Your objective
Repeat the records below exactly, leaving out every picture.

Recorded data
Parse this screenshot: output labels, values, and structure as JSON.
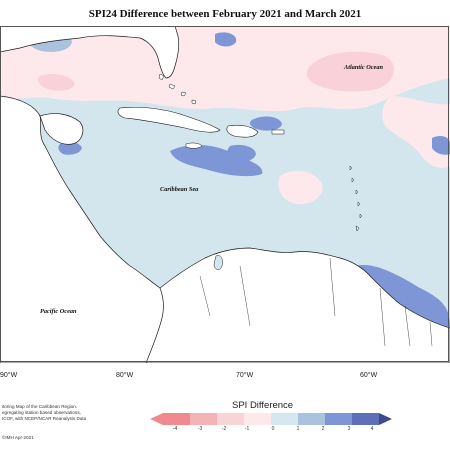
{
  "title": "SPI24 Difference between February 2021 and March 2021",
  "labels": {
    "atlantic": "Atlantic Ocean",
    "caribbean": "Caribbean Sea",
    "pacific": "Pacific Ocean"
  },
  "longitudes": [
    "90°W",
    "80°W",
    "70°W",
    "60°W"
  ],
  "notes": [
    "itoring Map of the Caribbean Region.",
    "egregating station based observations,",
    "ICOF, with NCEP/NCAR Reanalysis Data"
  ],
  "credit": "©IMH Apr-2021",
  "legend": {
    "title": "SPI Difference",
    "ticks": [
      "-4",
      "-3",
      "-2",
      "-1",
      "0",
      "1",
      "2",
      "3",
      "4"
    ],
    "colors": [
      "#f08a8f",
      "#f4b3b6",
      "#f8d4d6",
      "#fde9ea",
      "#d5e8ef",
      "#a9c3dd",
      "#7f96d6",
      "#5d6fb8",
      "#3f4a8a"
    ]
  },
  "colors": {
    "land": "#ffffff",
    "coast": "#1a1a1a",
    "near_zero_positive": "#d3e6ee",
    "near_zero_negative": "#fde9ec",
    "moderate_positive": "#7f96d6",
    "mild_negative": "#f8d2d8"
  }
}
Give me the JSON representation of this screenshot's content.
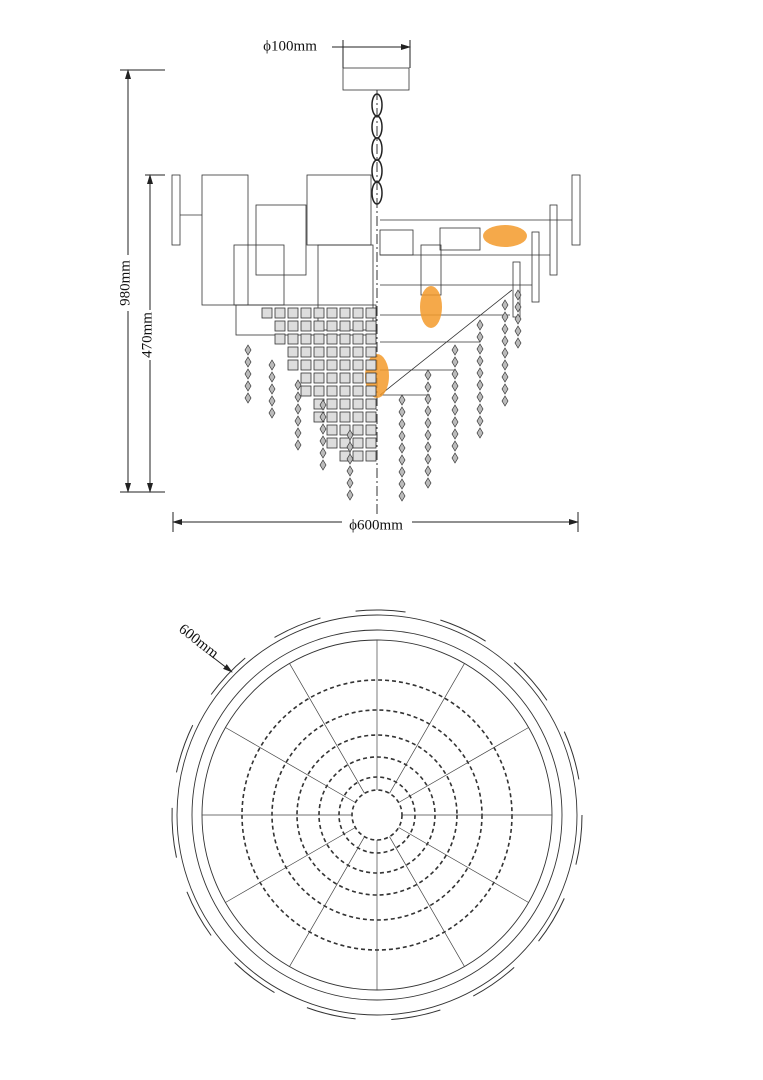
{
  "dimensions": {
    "canopy_diameter": "ϕ100mm",
    "height_total": "980mm",
    "height_body": "470mm",
    "width": "ϕ600mm",
    "top_view_diameter": "600mm"
  }
}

Expected answer
Parse this screenshot: output labels, values, and structure as JSON.
{
  "title": "SPI24 Difference between February 2021 and March 2021",
  "labels": {
    "atlantic": "Atlantic Ocean",
    "caribbean": "Caribbean Sea",
    "pacific": "Pacific Ocean"
  },
  "longitudes": [
    "90°W",
    "80°W",
    "70°W",
    "60°W"
  ],
  "notes": [
    "itoring Map of the Caribbean Region.",
    "egregating station based observations,",
    "ICOF, with NCEP/NCAR Reanalysis Data"
  ],
  "credit": "©IMH Apr-2021",
  "legend": {
    "title": "SPI Difference",
    "ticks": [
      "-4",
      "-3",
      "-2",
      "-1",
      "0",
      "1",
      "2",
      "3",
      "4"
    ],
    "colors": [
      "#f08a8f",
      "#f4b3b6",
      "#f8d4d6",
      "#fde9ea",
      "#d5e8ef",
      "#a9c3dd",
      "#7f96d6",
      "#5d6fb8",
      "#3f4a8a"
    ]
  },
  "colors": {
    "land": "#ffffff",
    "coast": "#1a1a1a",
    "near_zero_positive": "#d3e6ee",
    "near_zero_negative": "#fde9ec",
    "moderate_positive": "#7f96d6",
    "mild_negative": "#f8d2d8"
  }
}
Give me the JSON representation of this screenshot's content.
{
  "dimensions": {
    "canopy_diameter": "ϕ100mm",
    "height_total": "980mm",
    "height_body": "470mm",
    "width": "ϕ600mm",
    "top_view_diameter": "600mm"
  }
}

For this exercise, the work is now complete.